SET OF TASKS:
A. Using the passage below on the Kharkiv School of Photography, decide whether each statement agrees with it: (i) the school originated in the 1970s; (ii) socialist realism was officially adopted in 1934; (iii) the first members of the school depicted a paradisiacal reality. Answer yes or no for each and quote the deciding words.
B. Answer these questions from the passage below on the Kharkiv School of Photography:
(i) What was socialist realism intended to suppress?
(ii) Who is named as one of the representatives of KSOP?
(iii) Which aspects of Soviet reality did Soviet photographers depict?
C. Extend the passage below on the Kharkiv School of Photography past its last sentence.

PROVIDED TEXT:
Considered one of the most notable movements of Ukrainian art during the Soviet era, the Kharkiv School of Photography originated in the 1970s as an underground non-conformist art phenomenon. Its artistic dogmas and methods were aimed at fighting Soviet traditions and common propaganda, which were incorporated into photography via the photographic doctrines and methods dictated by the socialist realism art style.

Socialist realism, officially adopted as "the only true method" of Soviet art in 1934, was intended to suppress the 1920s avant-garde movement principles and freedom of expression in art, and was considered one of the first signs of repression in the Soviet Union. Propagandistic influence on artists from different artistic fields promoted a modified representation of reality (or "oversimplified and quasioptimistic depiction and glorification of the Soviet reality"). Due to socialist realism tenets and the government's severe censorship, Soviet photographers had a very narrow range of expression, depicting only "beautiful" aspects of Soviet reality.

Bound by socialist realism dogmas, the first Kharkiv School of Photography members (the Vremia Group) sometimes fought against them and sometimes tinkered with them, incorporating them into their art; but instead of showing a paradisiacal reality, they focused on changing photography. They tried to display reality as it was, including social issues and the cruelty of life. According to Roman Pyatkovka, one of the representatives of KSOP, the aesthetic of Kharkiv photographers largely depended on the artists' confrontation with the well-established rules of that time, challenging the government's desire to censor and control artistic activity. In search of new artistic expression, they showed behind-the-scenes glimpses of the Soviet "ideological facade" created by commonplace socialist realism.

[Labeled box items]
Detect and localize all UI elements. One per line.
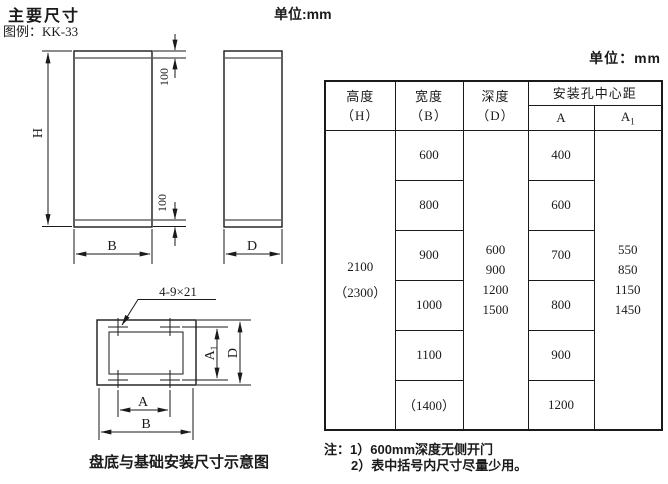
dimension-label-a: A [138,395,149,410]
drawings-svg: H 100 100 B [0,0,330,484]
base-view-caption: 盘底与基础安装尺寸示意图 [84,451,274,472]
dimension-label-d-side: D [247,239,257,254]
front-view-panel-lines [75,58,151,220]
mounting-hole-marks [108,318,180,388]
d-dimension-side: D [224,229,282,264]
col-header-a1: A1 [594,105,662,130]
cell-width-3: 900 [395,230,463,280]
cell-width-5: 1100 [395,330,463,380]
note-line-2: 2）表中括号内尺寸尽量少用。 [324,458,527,474]
col-header-height: 高度 （H） [325,81,395,130]
col-header-width: 宽度 （B） [395,81,463,130]
front-view-outline [74,51,152,227]
h-dimension: H [31,51,72,227]
bottom-100-dimension: 100 [153,194,186,246]
col-header-a: A [528,105,594,130]
cell-a-3: 700 [528,230,594,280]
dimension-label-h: H [31,128,46,138]
holes-callout-label: 4-9×21 [159,284,197,299]
a1-dimension: A1 [182,327,228,380]
base-outer-outline [97,320,196,385]
base-view: 4-9×21 A1 D A [97,284,251,440]
col-header-hole-span: 安装孔中心距 [528,81,662,105]
dimension-table-wrap: 高度 （H） 宽度 （B） 深度 （D） 安装孔中心距 A A1 2 [324,80,663,431]
cell-width-1: 600 [395,130,463,180]
cell-a1: 550 850 1150 1450 [594,130,662,430]
cell-width-2: 800 [395,180,463,230]
dimension-label-b-base: B [141,417,150,432]
cell-a-5: 900 [528,330,594,380]
cell-a-4: 800 [528,280,594,330]
cell-depth: 600 900 1200 1500 [463,130,528,430]
cell-height: 2100 （2300） [325,130,395,430]
side-view-outline [224,51,282,227]
dimension-label-top-100: 100 [157,68,171,86]
front-view: H 100 100 B [31,34,186,264]
unit-label-table: 单位：mm [530,48,661,68]
dimension-label-b-front: B [107,239,116,254]
side-view-panel-lines [225,58,281,220]
holes-callout: 4-9×21 [122,284,216,325]
dimension-label-bottom-100: 100 [155,194,169,212]
table-notes: 注：1）600mm深度无侧开门 2）表中括号内尺寸尽量少用。 [324,442,527,474]
cell-a-2: 600 [528,180,594,230]
dimension-label-a1: A1 [203,346,219,361]
note-line-1: 注：1）600mm深度无侧开门 [324,442,527,458]
cell-width-4: 1000 [395,280,463,330]
dimension-table: 高度 （H） 宽度 （B） 深度 （D） 安装孔中心距 A A1 2 [324,80,663,431]
side-view: D [224,51,282,264]
col-header-depth: 深度 （D） [463,81,528,130]
a-dimension: A [118,390,170,417]
top-100-dimension: 100 [153,34,186,86]
cell-a-1: 400 [528,130,594,180]
document-page: 主要尺寸 图例：KK-33 单位:mm 单位：mm H [0,0,668,484]
base-inner-outline [109,332,183,374]
cell-a-6: 1200 [528,380,594,430]
b-dimension-front: B [74,229,152,264]
cell-width-6: （1400） [395,380,463,430]
dimension-label-d-base: D [226,348,241,358]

REPLIES:
A.
(i) Yes: "originated in the 1970s as an underground non-conformist art phenomenon"
(ii) Yes: "officially adopted as "the only true method" of Soviet art in 1934"
(iii) No: "instead of showing a paradisiacal reality, they focused on changing photography"

B.
(i) The 1920s avant-garde movement principles and freedom of expression in art.
(ii) Roman Pyatkovka.
(iii) Only "beautiful" aspects of Soviet reality.

C.
===Avant-garde traditions===

The city of Kharkiv is known for its strong avant-garde tradition. For example, the city's artistic school, which later turned into an institute, was considered "the last refuge of Soviet avant-garde." The Kharkiv manor "Krasnaya polyana" was perceived as the center of avant-garde art in the beginning of the 20th century, as artists like Velimir Khlebnikov, Vladimir Mayakovsky, Boris Pasternak, Vasyl Yermylov, Boris Kosarev and others lived and worked there. Avant-garde style flourished in various forms in Kharkiv, including architectural constructivism represented by the globally-known Gosprom building and conceptualism, which focused on connecting images and words in art. The Unfinished Dissertation, by Boris Mikhailov, is one of the best-known conceptualistic art projects of KSOP's first generation of artists in the world.

Despite the fact that the members of KSOP believed their artistic photography did not rely on any history or tradition, today their work is considered an extension of the avant-garde style widely popular in the 1920s.

Avant-garde traditions were taught through a chain of teacher-student relationships, starting with Vasyl Yermylov's and Boris Kosarev's (and a number of other artists of their generation) avant-garde artistic activity in the beginning of the 20th century. They passed their experience on to new generations of artists, who used avant-garde methods and rules from 1950 to 1990. One of their students, Volodymyr Grygorov, supervised some of the key creators of the first KSOP artistic union.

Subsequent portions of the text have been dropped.